⟨

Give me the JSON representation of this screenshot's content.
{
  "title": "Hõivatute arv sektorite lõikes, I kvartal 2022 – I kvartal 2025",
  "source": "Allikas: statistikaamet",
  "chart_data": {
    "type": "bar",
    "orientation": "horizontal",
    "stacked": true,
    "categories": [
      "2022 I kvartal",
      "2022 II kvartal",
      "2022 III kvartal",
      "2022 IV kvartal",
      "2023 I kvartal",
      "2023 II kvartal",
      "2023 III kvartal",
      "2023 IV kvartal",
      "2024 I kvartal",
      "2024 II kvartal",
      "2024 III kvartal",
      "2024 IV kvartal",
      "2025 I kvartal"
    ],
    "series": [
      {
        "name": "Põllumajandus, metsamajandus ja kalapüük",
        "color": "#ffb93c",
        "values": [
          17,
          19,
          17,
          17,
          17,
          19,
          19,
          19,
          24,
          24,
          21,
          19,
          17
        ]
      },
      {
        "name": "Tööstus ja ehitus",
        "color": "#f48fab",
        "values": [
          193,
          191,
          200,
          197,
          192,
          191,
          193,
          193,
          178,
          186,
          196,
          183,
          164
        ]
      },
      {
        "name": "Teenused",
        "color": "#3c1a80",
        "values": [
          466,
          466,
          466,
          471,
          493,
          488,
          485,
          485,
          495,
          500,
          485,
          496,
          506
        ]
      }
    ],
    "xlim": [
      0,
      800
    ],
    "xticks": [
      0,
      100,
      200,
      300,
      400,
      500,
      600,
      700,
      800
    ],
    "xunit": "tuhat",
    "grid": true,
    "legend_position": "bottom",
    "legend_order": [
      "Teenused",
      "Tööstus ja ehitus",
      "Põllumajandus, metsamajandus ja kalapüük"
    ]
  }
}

⟩

What you have to do » In the records above, find the lines containing "name" and copy them.

Task solution »
        "name": "Põllumajandus, metsamajandus ja kalapüük",
        "name": "Tööstus ja ehitus",
        "name": "Teenused",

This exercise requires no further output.